**Exercise requirements**
Extract all lines that hold "Harvesting" from the records below.

**Dataset rows**
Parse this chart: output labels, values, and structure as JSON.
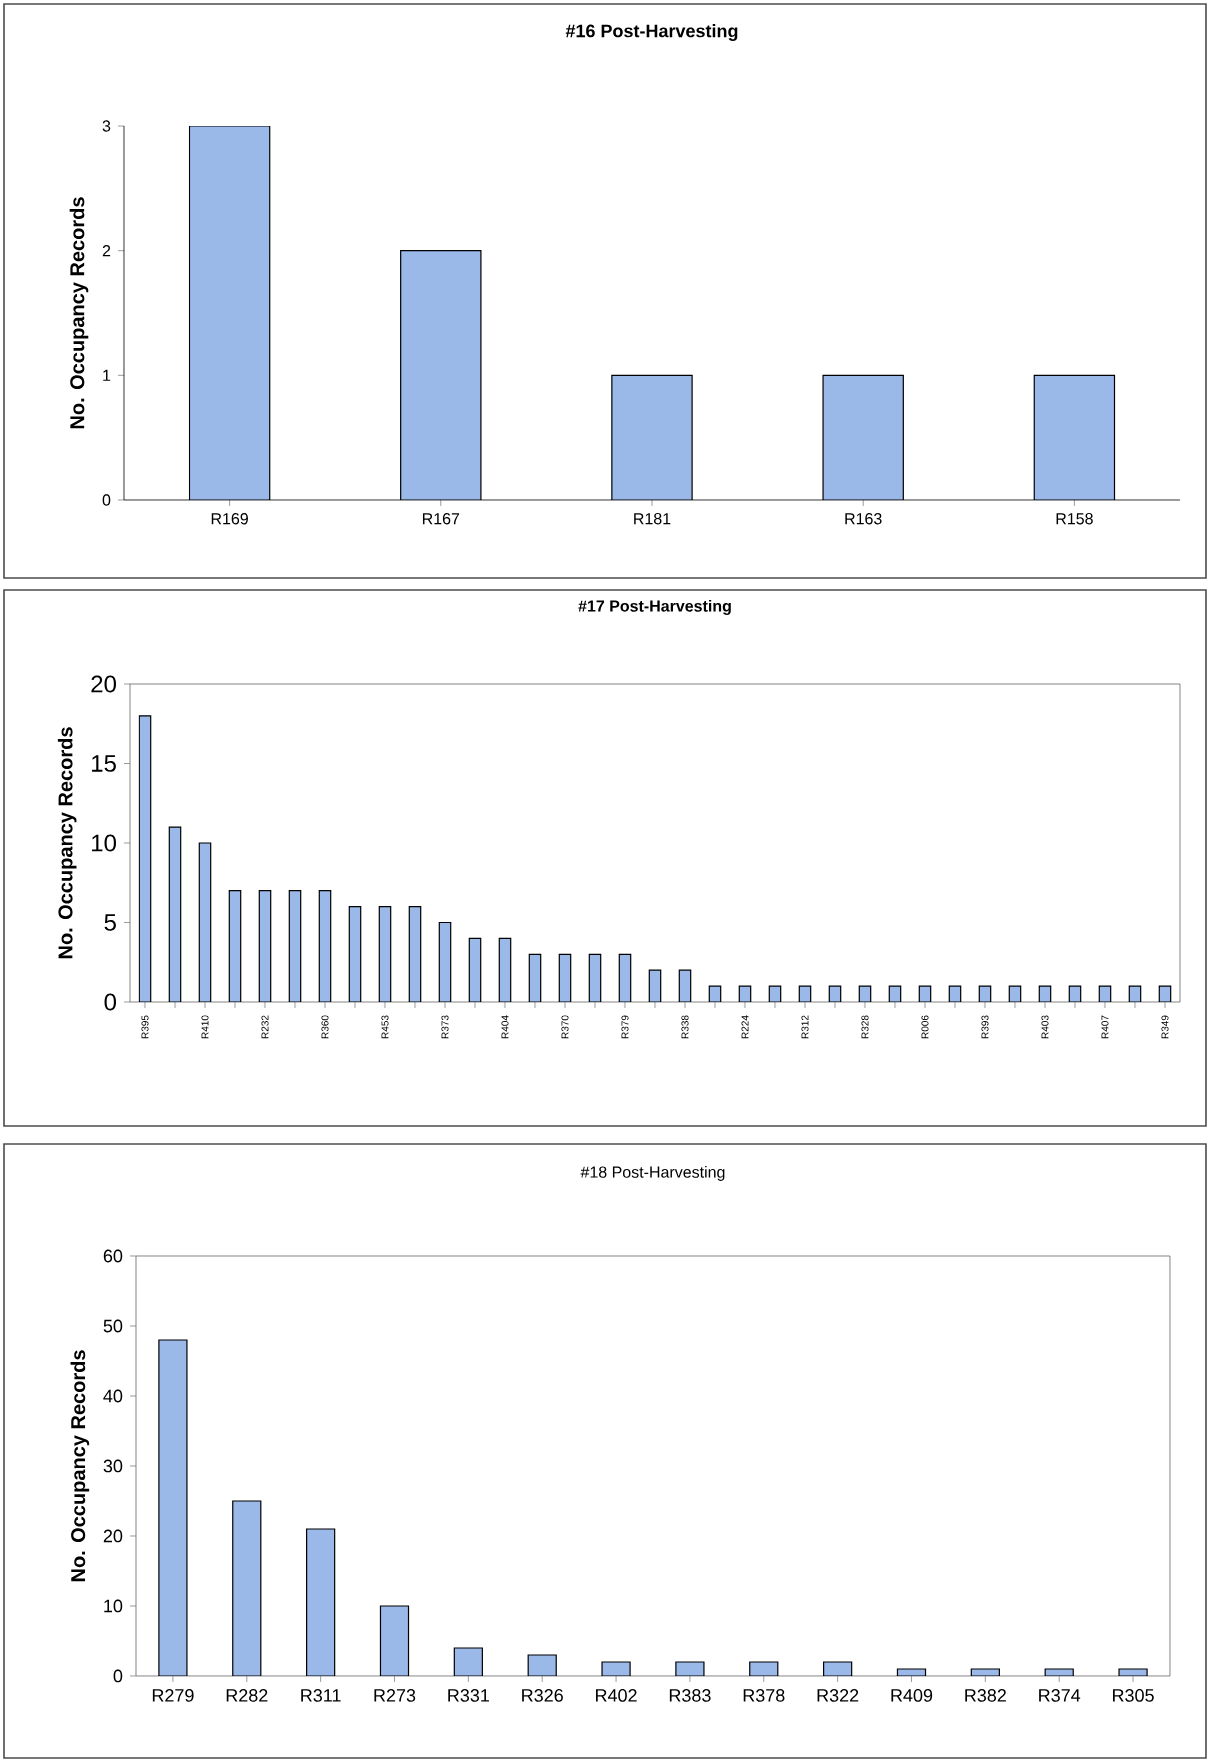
{
  "chart_data": [
    {
      "type": "bar",
      "title": "#16 Post-Harvesting",
      "ylabel": "No. Occupancy Records",
      "categories": [
        "R169",
        "R167",
        "R181",
        "R163",
        "R158"
      ],
      "values": [
        3,
        2,
        1,
        1,
        1
      ],
      "color": "#9ab8e8",
      "ylim": [
        0,
        3
      ],
      "yticks": [
        0,
        1,
        2,
        3
      ]
    },
    {
      "type": "bar",
      "title": "#17 Post-Harvesting",
      "ylabel": "No. Occupancy Records",
      "categories": [
        "R395",
        null,
        "R410",
        null,
        "R232",
        null,
        "R360",
        null,
        "R453",
        null,
        "R373",
        null,
        "R404",
        null,
        "R370",
        null,
        "R379",
        null,
        "R338",
        null,
        "R224",
        null,
        "R312",
        null,
        "R328",
        null,
        "R006",
        null,
        "R393",
        null,
        "R403",
        null,
        "R407",
        null,
        "R349"
      ],
      "values": [
        18,
        11,
        10,
        7,
        7,
        7,
        7,
        6,
        6,
        6,
        5,
        4,
        4,
        3,
        3,
        3,
        3,
        2,
        2,
        1,
        1,
        1,
        1,
        1,
        1,
        1,
        1,
        1,
        1,
        1,
        1,
        1,
        1,
        1,
        1
      ],
      "color": "#9ab8e8",
      "ylim": [
        0,
        20
      ],
      "yticks": [
        0,
        5,
        10,
        15,
        20
      ]
    },
    {
      "type": "bar",
      "title": "#18 Post-Harvesting",
      "ylabel": "No. Occupancy Records",
      "categories": [
        "R279",
        "R282",
        "R311",
        "R273",
        "R331",
        "R326",
        "R402",
        "R383",
        "R378",
        "R322",
        "R409",
        "R382",
        "R374",
        "R305"
      ],
      "values": [
        48,
        25,
        21,
        10,
        4,
        3,
        2,
        2,
        2,
        2,
        1,
        1,
        1,
        1
      ],
      "color": "#9ab8e8",
      "ylim": [
        0,
        60
      ],
      "yticks": [
        0,
        10,
        20,
        30,
        40,
        50,
        60
      ]
    }
  ]
}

**Solution below**
      "title": "#16 Post-Harvesting",
      "title": "#17 Post-Harvesting",
      "title": "#18 Post-Harvesting",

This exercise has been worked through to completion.